# Written problem A
Duplicate, without alteration, the lines of the listing starting with the line that contains "series-group [125,887,900,998]" and going on through the line that contains "y-tick-label: 1000 [84,845,117,860]".

# Text excerpt
------------------------------------------------------------

Thanks for the info Daikaiju. I'm pretty unfamiliar with Australian cars so I'm sort of playing this one by ear. I checked a couple of reference pages but couldn't really find anything about the suspension/undercarriage or any images. No matter they really won't be seen anyway. Got a couple more pics coming later.

"Phase four heads! She sucks nitro!"


----------



## terryr

I had this one bookmarked;

http://www.aus-ford-uk.co.uk/html/underneath_2.html

Very thorough look underneath.


----------



## whiskeyrat

terryr said:


> I had this one bookmarked;
> 
> Underneath 2
> 
> Very thorough look underneath.


Great find, Thanks terryr! Had I more time to spend on this one I might have accurized it quite a bit more, but I have so many kits waiting to be built I just couldn't do it. Modifying the chassis and putting in an whole engine/trans assembly would have set me back a bit. No worries I think she's still turning out halfway decent.

More pics of the chassis.





















I added some sand and dirt colors from my Tamiya weathering set, and did a black paint wash on the engine/trans assembly to sort of simulate oil staining, and the exhaust pipes, which HAVE to be inaccurate, but c'est la vie:


----------



## whiskeyrat

A little while back I discovered something interesting about the way the car appeared at the beginning of_ Mad Max 2: The Road Warrior_. When the film opens, the front of the Interceptor is shown _missing the airdam_. The concorde nose-piece is still there for about 45 seconds, and then gets promptly smashed off the car when Max rams into one of the vehicles trying to run him down. At some point between the end of the first film and the beginning of the second film, the airdam is either broken off, or Max removes it for whatever reason. Ground clearance maybe? I really liked the way the car looked as a whole, and the kit did not come with a separate airdam, so I began fabricating my own. So this model will represent the car as it might have appeared during that time frame, perhaps shortly before the airdam was lost.

Front piece cut and marked for holes.










Center hole cut.











At this point I also realized the sides of the bumpers were wrong and needed reshaping. They should be straight, not angled as molded. I sanded them down.



















Sides attached. I used some small styrene rod to create the rounded corners, and it also added a little rigidity to the structure.


----------



## terryr

If that new Mad Max movie ever comes out maybe we'll see how the air dam broke off.

------------------------------------------------------------

# Material to process
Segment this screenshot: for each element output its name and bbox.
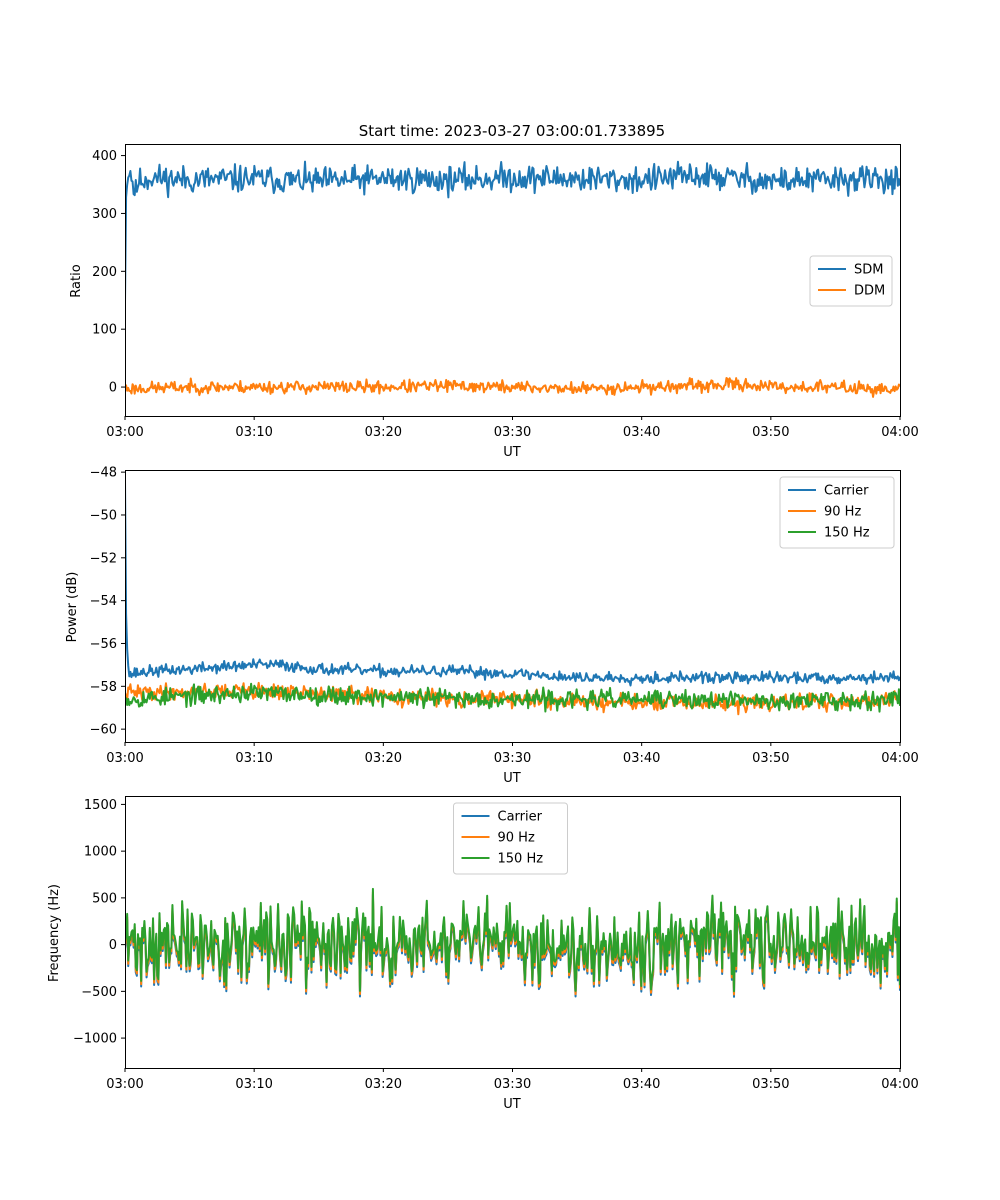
series-group [125,887,900,998]
x-tick-label: 03:20 [365,425,402,440]
y-tick-label: −48 [90,466,117,481]
ratio-y-axis-label: Ratio [69,264,84,297]
y-tick-label: −500 [81,985,117,1000]
series-line-150-hz [125,887,900,993]
y-tick-label: 200 [92,265,117,280]
power-panel: UT Power (dB) 03:00 03:10 03:20 03:30 03:40 0… [65,466,919,786]
power-y-axis-label: Power (dB) [65,572,80,643]
x-tick-label: 03:30 [494,425,531,440]
x-tick-label: 03:30 [494,1077,531,1092]
ratio-plot-area [125,160,900,398]
y-tick-label: −1000 [73,1032,117,1047]
frequency-plot-area [125,887,900,998]
legend-label: DDM [854,284,885,299]
frequency-x-ticks: 03:00 03:10 03:20 03:30 03:40 03:50 04:00 [106,1068,919,1092]
x-tick-label: 03:50 [752,1077,789,1092]
y-tick-label: 0 [109,381,117,396]
legend-label: 150 Hz [498,852,544,867]
x-tick-label: 03:50 [752,425,789,440]
power-plot-area [125,480,900,716]
y-tick-label: −50 [90,508,117,523]
x-tick-label: 03:00 [106,751,143,766]
y-tick-label: 300 [92,207,117,222]
legend-label: 90 Hz [824,505,861,520]
power-y-ticks: −60 −58 −56 −54 −52 −50 −48 [90,466,125,738]
x-tick-label: 03:20 [365,1077,402,1092]
series-group [125,160,900,398]
x-tick-label: 03:00 [106,425,143,440]
x-tick-label: 04:00 [881,751,918,766]
series-line-ddm [125,377,900,398]
series-group [125,480,900,716]
x-tick-label: 04:00 [881,1077,918,1092]
x-tick-label: 03:10 [235,1077,272,1092]
y-tick-label: 500 [92,891,117,906]
legend-label: Carrier [824,484,869,499]
power-x-ticks: 03:00 03:10 03:20 03:30 03:40 03:50 04:00 [106,742,919,766]
series-line-90-hz [125,681,900,716]
x-tick-label: 04:00 [881,425,918,440]
legend-label: 90 Hz [498,831,535,846]
ratio-y-ticks: 0 100 200 300 400 [92,149,125,396]
y-tick-label: 1500 [84,798,117,813]
y-tick-label: −58 [90,680,117,695]
x-tick-label: 03:10 [235,751,272,766]
frequency-y-ticks: −1000 −500 0 500 1000 1500 [73,798,125,1047]
series-line-sdm [125,160,900,302]
ratio-x-ticks: 03:00 03:10 03:20 03:30 03:40 03:50 04:00 [106,416,919,440]
x-tick-label: 03:50 [752,751,789,766]
legend-label: 150 Hz [824,526,870,541]
series-line-carrier [125,480,900,687]
y-tick-label: 1000 [84,845,117,860]
frequency-y-axis-label: Frequency (Hz) [47,884,62,982]
power-legend: Carrier 90 Hz 150 Hz [779,476,895,549]
legend-label: SDM [854,263,883,278]
frequency-panel: UT Frequency (Hz) 03:00 03:10 03:20 03:30 03… [47,796,919,1112]
y-tick-label: −52 [90,551,117,566]
y-tick-label: −56 [90,637,117,652]
x-tick-label: 03:40 [623,751,660,766]
ratio-panel: Start time: 2023-03-27 03:00:01.733895 U… [69,122,919,460]
x-tick-label: 03:10 [235,425,272,440]
frequency-x-axis-label: UT [503,1097,521,1112]
ratio-legend: SDM DDM [809,255,893,307]
y-tick-label: 0 [109,938,117,953]
ratio-x-axis-label: UT [503,445,521,460]
x-tick-label: 03:40 [623,1077,660,1092]
frequency-legend: Carrier 90 Hz 150 Hz [453,802,568,875]
x-tick-label: 03:40 [623,425,660,440]
y-tick-label: 400 [92,149,117,164]
chart-title: Start time: 2023-03-27 03:00:01.733895 [359,122,665,140]
legend-box [453,802,568,875]
x-tick-label: 03:20 [365,751,402,766]
y-tick-label: 100 [92,323,117,338]
series-line-150-hz [125,682,900,713]
legend-label: Carrier [498,810,543,825]
x-tick-label: 03:30 [494,751,531,766]
x-tick-label: 03:00 [106,1077,143,1092]
power-x-axis-label: UT [503,771,521,786]
y-tick-label: −54 [90,594,117,609]
y-tick-label: −60 [90,723,117,738]
legend-box [779,476,895,549]
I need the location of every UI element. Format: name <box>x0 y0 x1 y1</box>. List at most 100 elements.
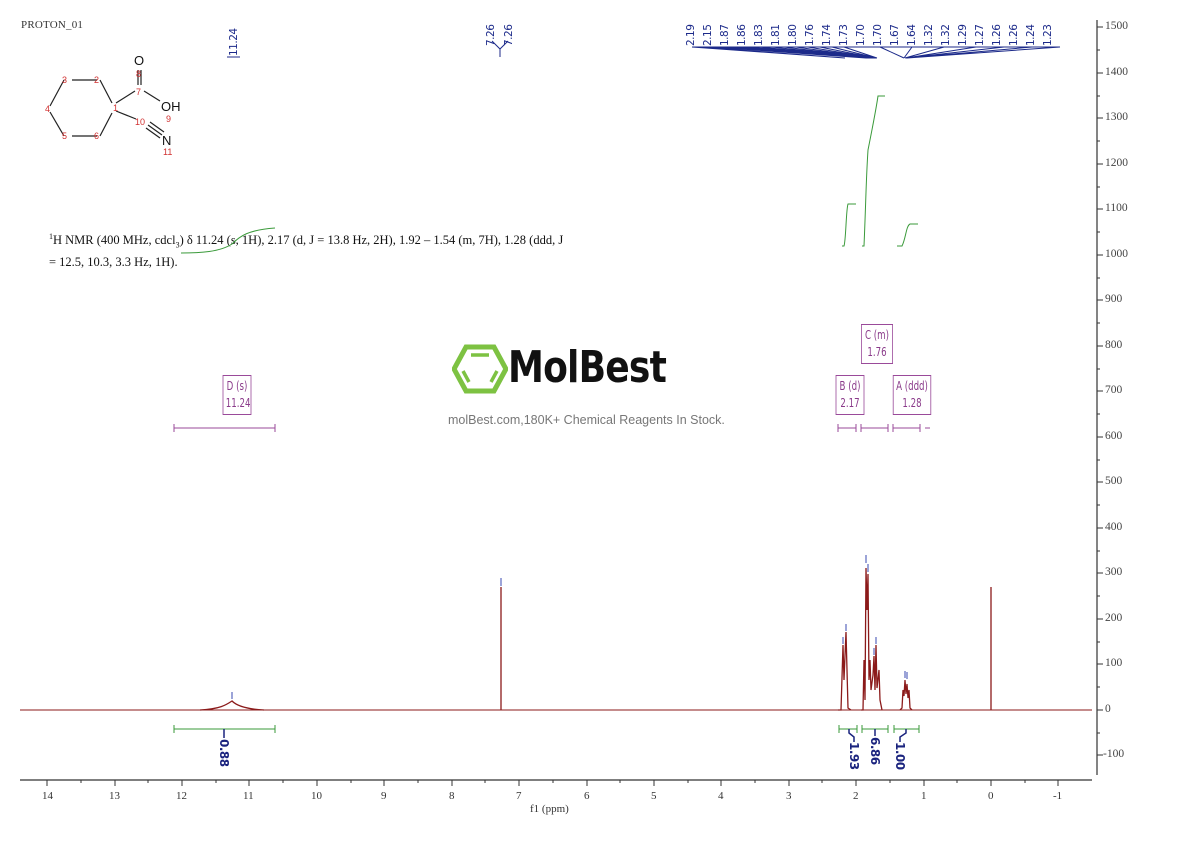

------------------------------------------------------------

# Written problem B
Set down word for word the passage of the forum thread on building the Interceptor model, starting with "A little while" and going on through "Center hole cut.".

# Exercise solution A
series-group [125,887,900,998]
x-tick-label: 03:20 [365,425,402,440]
y-tick-label: −48 [90,466,117,481]
ratio-y-axis-label: Ratio [69,264,84,297]
y-tick-label: −500 [81,985,117,1000]
series-line-150-hz [125,887,900,993]
y-tick-label: 200 [92,265,117,280]
power-panel: UT Power (dB) 03:00 03:10 03:20 03:30 03:40 0… [65,466,919,786]
power-y-axis-label: Power (dB) [65,572,80,643]
x-tick-label: 03:30 [494,425,531,440]
x-tick-label: 03:30 [494,1077,531,1092]
ratio-plot-area [125,160,900,398]
y-tick-label: −1000 [73,1032,117,1047]
frequency-plot-area [125,887,900,998]
legend-label: DDM [854,284,885,299]
frequency-x-ticks: 03:00 03:10 03:20 03:30 03:40 03:50 04:00 [106,1068,919,1092]
x-tick-label: 03:50 [752,1077,789,1092]
y-tick-label: 0 [109,381,117,396]
legend-label: 150 Hz [498,852,544,867]
x-tick-label: 03:50 [752,425,789,440]
power-plot-area [125,480,900,716]
y-tick-label: −50 [90,508,117,523]
x-tick-label: 03:00 [106,751,143,766]
y-tick-label: 300 [92,207,117,222]
legend-label: 90 Hz [824,505,861,520]
power-y-ticks: −60 −58 −56 −54 −52 −50 −48 [90,466,125,738]
x-tick-label: 03:20 [365,1077,402,1092]
series-group [125,160,900,398]
x-tick-label: 03:00 [106,425,143,440]
x-tick-label: 04:00 [881,751,918,766]
series-line-ddm [125,377,900,398]
series-group [125,480,900,716]
x-tick-label: 04:00 [881,1077,918,1092]
x-tick-label: 03:10 [235,1077,272,1092]
y-tick-label: 500 [92,891,117,906]
legend-label: Carrier [824,484,869,499]
power-x-ticks: 03:00 03:10 03:20 03:30 03:40 03:50 04:00 [106,742,919,766]
series-line-90-hz [125,681,900,716]
x-tick-label: 04:00 [881,425,918,440]
legend-label: 90 Hz [498,831,535,846]
ratio-y-ticks: 0 100 200 300 400 [92,149,125,396]
y-tick-label: 1500 [84,798,117,813]
y-tick-label: −58 [90,680,117,695]
x-tick-label: 03:10 [235,751,272,766]
frequency-y-ticks: −1000 −500 0 500 1000 1500 [73,798,125,1047]
series-line-sdm [125,160,900,302]
ratio-x-ticks: 03:00 03:10 03:20 03:30 03:40 03:50 04:00 [106,416,919,440]
x-tick-label: 03:50 [752,751,789,766]
legend-label: 150 Hz [824,526,870,541]
series-line-carrier [125,480,900,687]
y-tick-label: 1000 [84,845,117,860]

# Exercise solution B
A little while back I discovered something interesting about the way the car appeared at the beginning of_ Mad Max 2: The Road Warrior_. When the film opens, the front of the Interceptor is shown _missing the airdam_. The concorde nose-piece is still there for about 45 seconds, and then gets promptly smashed off the car when Max rams into one of the vehicles trying to run him down. At some point between the end of the first film and the beginning of the second film, the airdam is either broken off, or Max removes it for whatever reason. Ground clearance maybe? I really liked the way the car looked as a whole, and the kit did not come with a separate airdam, so I began fabricating my own. So this model will represent the car as it might have appeared during that time frame, perhaps shortly before the airdam was lost.

Front piece cut and marked for holes.










Center hole cut.